● Written exercise
Pick out each line in these entries that contains the string "from".

● Given data
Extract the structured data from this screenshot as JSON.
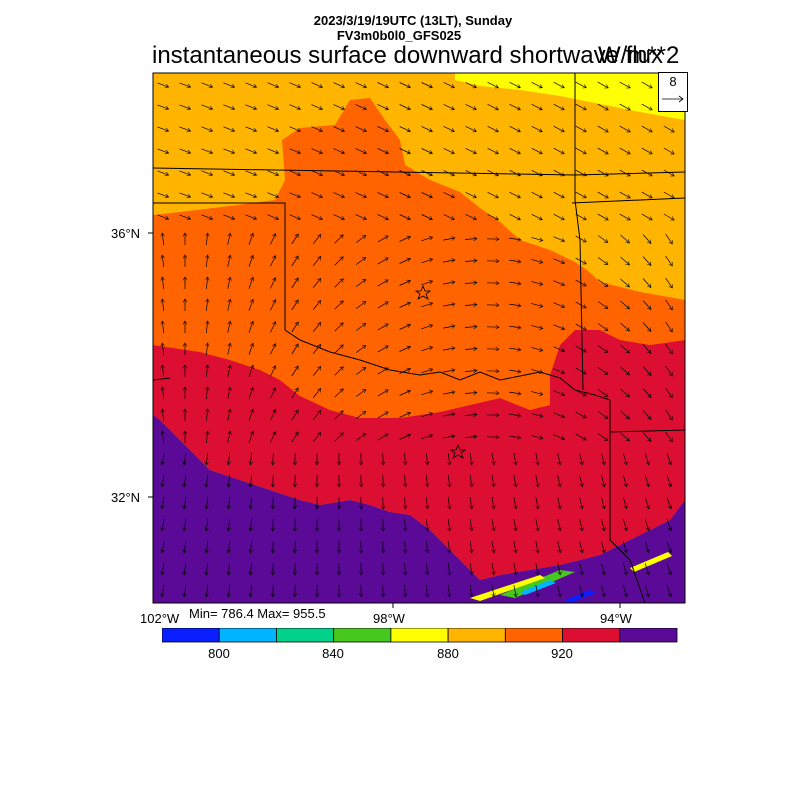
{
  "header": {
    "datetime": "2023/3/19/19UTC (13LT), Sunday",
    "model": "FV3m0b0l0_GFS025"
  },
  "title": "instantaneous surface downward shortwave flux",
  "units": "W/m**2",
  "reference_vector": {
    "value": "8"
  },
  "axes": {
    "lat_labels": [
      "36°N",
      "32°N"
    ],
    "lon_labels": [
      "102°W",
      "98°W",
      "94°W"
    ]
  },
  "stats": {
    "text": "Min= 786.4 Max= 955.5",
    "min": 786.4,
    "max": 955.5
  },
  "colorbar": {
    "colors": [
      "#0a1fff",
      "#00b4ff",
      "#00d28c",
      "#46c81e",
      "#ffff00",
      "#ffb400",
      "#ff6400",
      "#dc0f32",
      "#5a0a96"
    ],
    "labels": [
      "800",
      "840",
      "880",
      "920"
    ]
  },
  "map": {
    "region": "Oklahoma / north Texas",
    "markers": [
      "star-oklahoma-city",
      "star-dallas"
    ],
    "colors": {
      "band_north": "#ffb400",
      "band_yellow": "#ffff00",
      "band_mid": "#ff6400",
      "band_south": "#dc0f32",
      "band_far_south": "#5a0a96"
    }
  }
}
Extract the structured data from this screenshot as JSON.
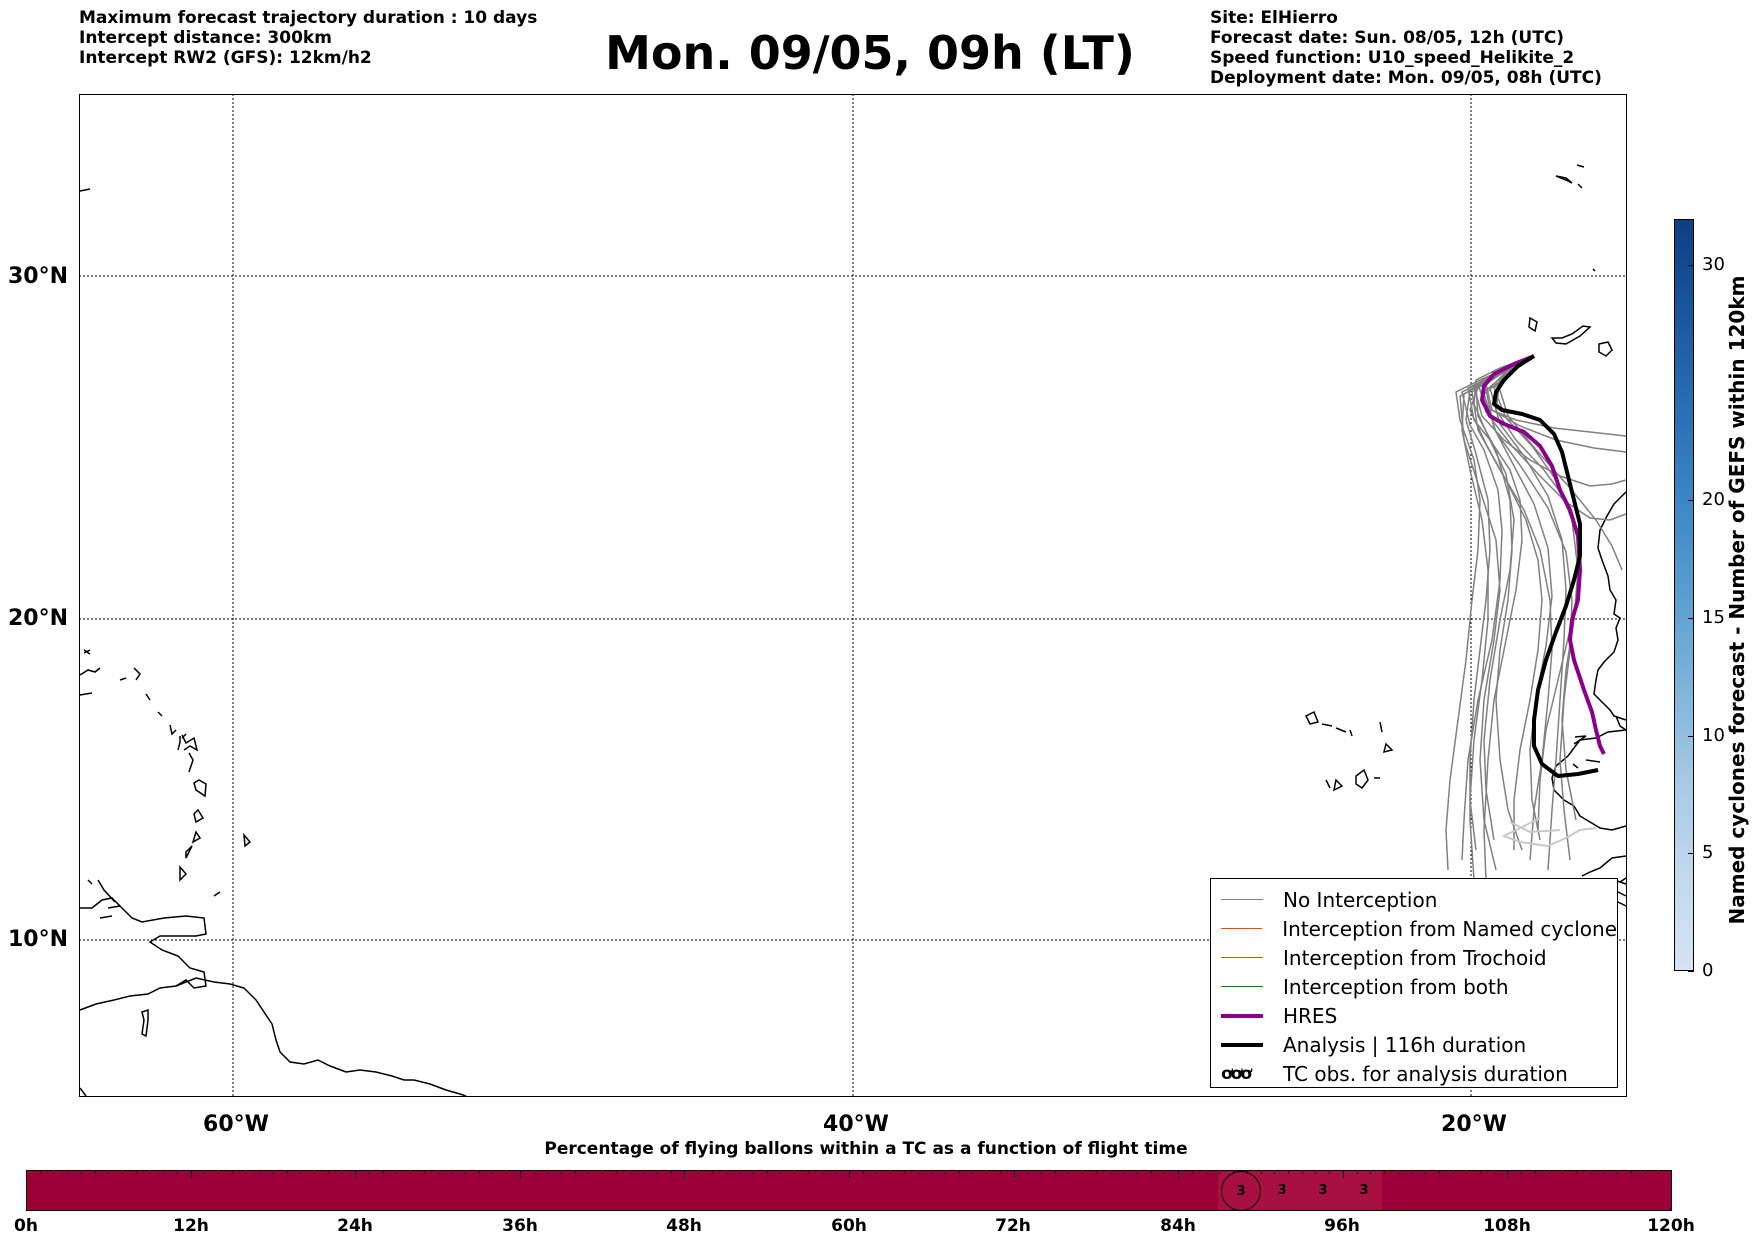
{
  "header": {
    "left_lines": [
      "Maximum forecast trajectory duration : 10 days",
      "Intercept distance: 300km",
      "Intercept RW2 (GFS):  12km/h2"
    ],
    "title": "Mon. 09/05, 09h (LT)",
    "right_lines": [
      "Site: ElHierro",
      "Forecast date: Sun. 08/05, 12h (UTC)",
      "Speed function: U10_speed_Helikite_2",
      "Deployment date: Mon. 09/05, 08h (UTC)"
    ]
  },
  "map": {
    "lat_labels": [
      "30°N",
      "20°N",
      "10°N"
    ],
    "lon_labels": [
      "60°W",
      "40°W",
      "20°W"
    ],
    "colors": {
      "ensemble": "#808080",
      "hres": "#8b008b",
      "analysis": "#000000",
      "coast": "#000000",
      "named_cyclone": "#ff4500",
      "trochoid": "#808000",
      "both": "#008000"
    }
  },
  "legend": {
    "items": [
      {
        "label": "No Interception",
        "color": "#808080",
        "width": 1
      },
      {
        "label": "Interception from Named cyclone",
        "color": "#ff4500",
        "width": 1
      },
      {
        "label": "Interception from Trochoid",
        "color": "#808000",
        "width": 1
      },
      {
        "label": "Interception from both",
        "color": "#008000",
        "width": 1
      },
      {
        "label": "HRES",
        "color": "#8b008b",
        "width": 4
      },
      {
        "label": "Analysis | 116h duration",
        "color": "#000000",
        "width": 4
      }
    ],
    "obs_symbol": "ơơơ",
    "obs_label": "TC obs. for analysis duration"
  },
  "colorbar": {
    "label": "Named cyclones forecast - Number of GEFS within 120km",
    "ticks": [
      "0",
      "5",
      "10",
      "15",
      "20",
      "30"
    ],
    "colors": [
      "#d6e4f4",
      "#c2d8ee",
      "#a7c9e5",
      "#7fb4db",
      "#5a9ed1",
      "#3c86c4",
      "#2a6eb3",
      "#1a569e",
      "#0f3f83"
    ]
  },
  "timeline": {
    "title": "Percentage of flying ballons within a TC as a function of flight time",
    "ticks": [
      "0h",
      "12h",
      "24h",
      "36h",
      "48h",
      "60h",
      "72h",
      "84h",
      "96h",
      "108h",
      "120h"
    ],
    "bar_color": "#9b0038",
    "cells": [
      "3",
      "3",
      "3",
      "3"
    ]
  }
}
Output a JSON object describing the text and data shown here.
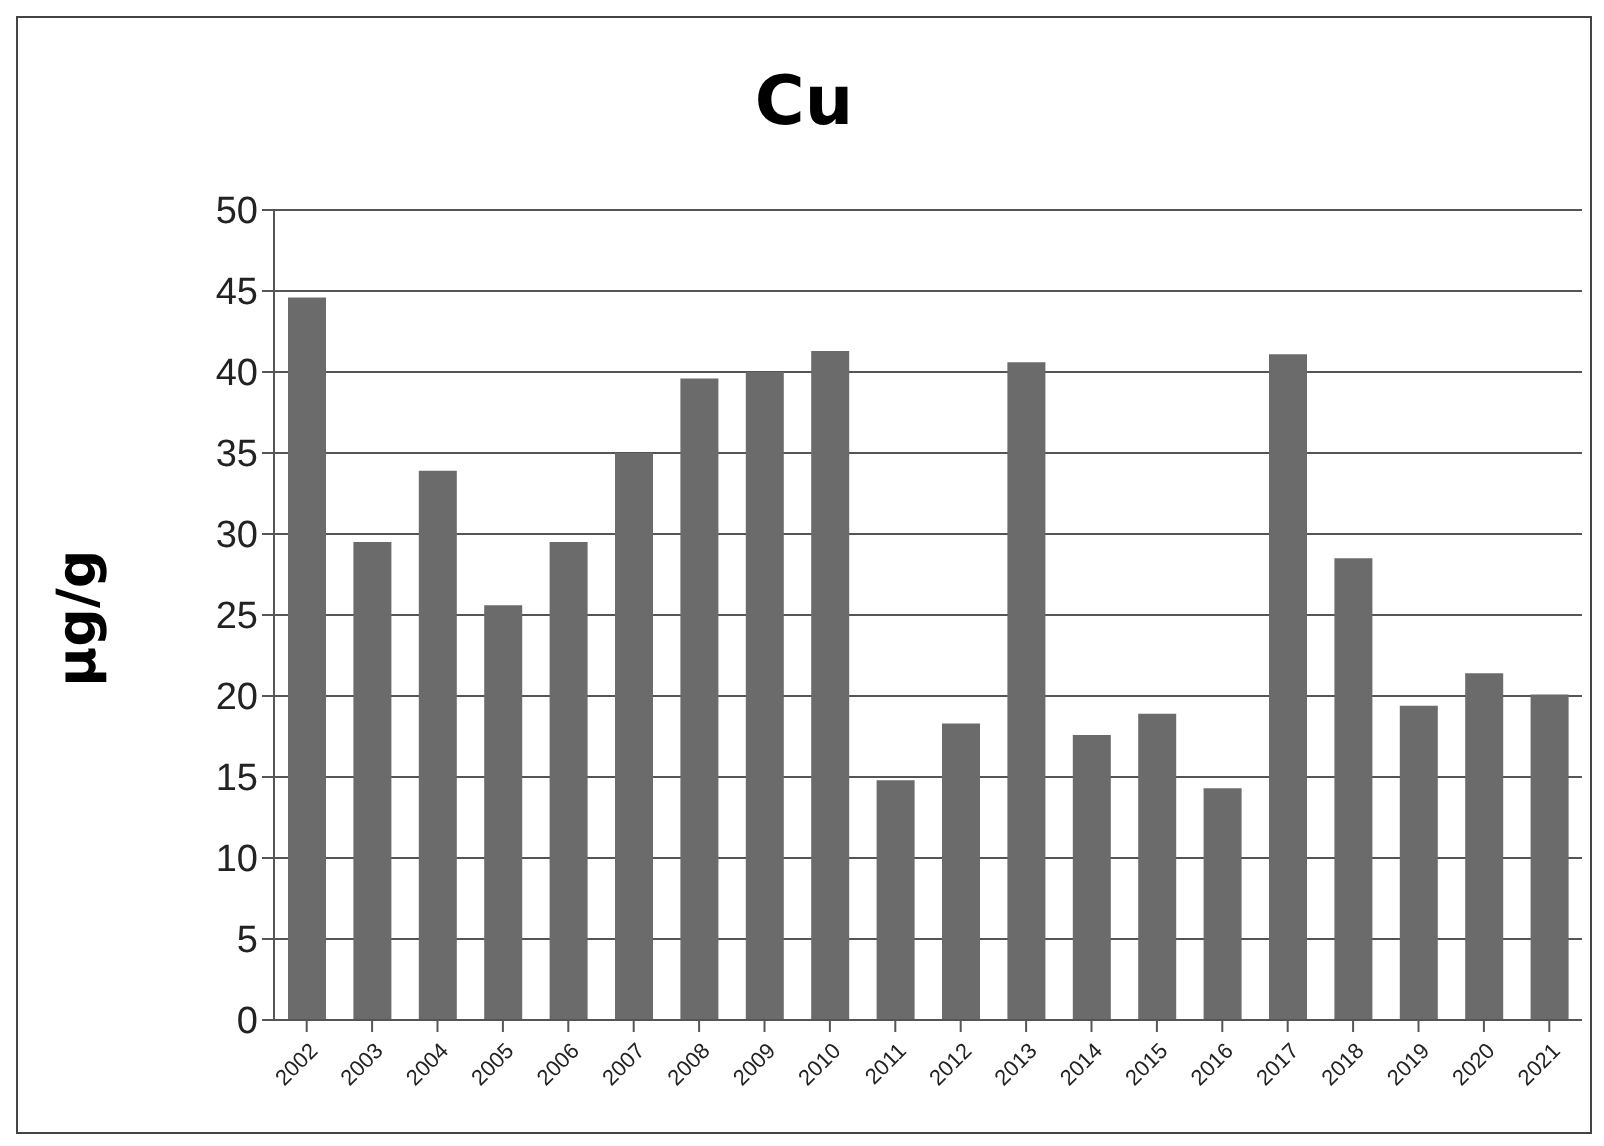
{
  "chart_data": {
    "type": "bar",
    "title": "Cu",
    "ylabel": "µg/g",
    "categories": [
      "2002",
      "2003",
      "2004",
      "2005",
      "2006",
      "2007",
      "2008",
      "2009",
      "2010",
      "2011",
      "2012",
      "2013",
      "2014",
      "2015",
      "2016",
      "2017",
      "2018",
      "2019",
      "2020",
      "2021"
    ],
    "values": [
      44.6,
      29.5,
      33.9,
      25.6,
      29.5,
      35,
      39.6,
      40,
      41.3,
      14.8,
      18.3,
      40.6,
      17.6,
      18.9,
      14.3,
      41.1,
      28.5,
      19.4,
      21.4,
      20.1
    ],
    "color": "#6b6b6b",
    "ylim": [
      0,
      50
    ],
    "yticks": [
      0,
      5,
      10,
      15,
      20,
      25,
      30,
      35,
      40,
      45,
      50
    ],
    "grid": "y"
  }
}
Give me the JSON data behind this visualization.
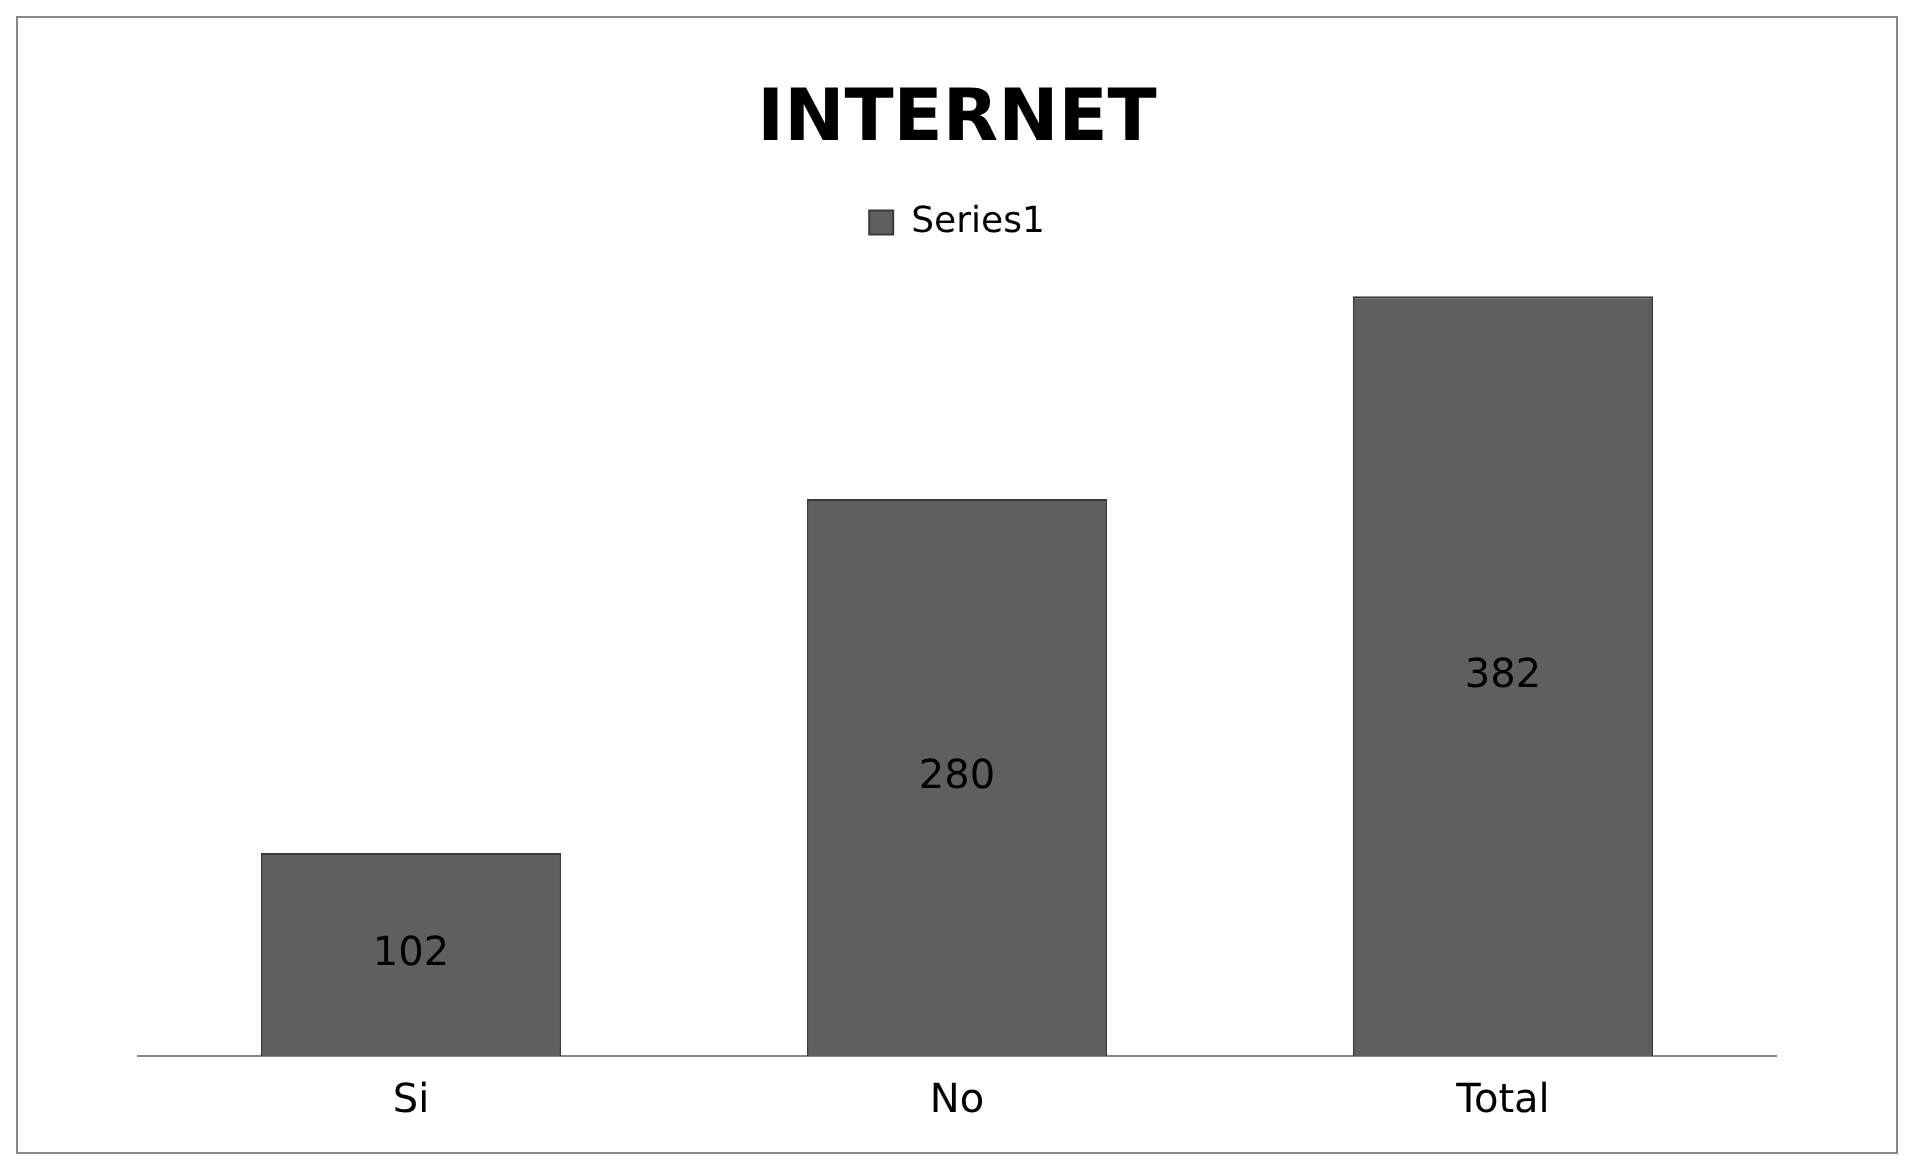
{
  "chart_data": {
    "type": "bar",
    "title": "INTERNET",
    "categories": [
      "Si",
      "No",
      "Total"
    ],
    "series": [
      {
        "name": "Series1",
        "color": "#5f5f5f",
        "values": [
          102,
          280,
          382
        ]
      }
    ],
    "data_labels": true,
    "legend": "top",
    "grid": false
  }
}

● Exercise solution
Extract the structured data from this screenshot as JSON.
Extract the structured data from this screenshot as JSON.
        "label": "Interception from Named cyclone",
        "label": "Interception from Trochoid",
        "label": "Interception from both",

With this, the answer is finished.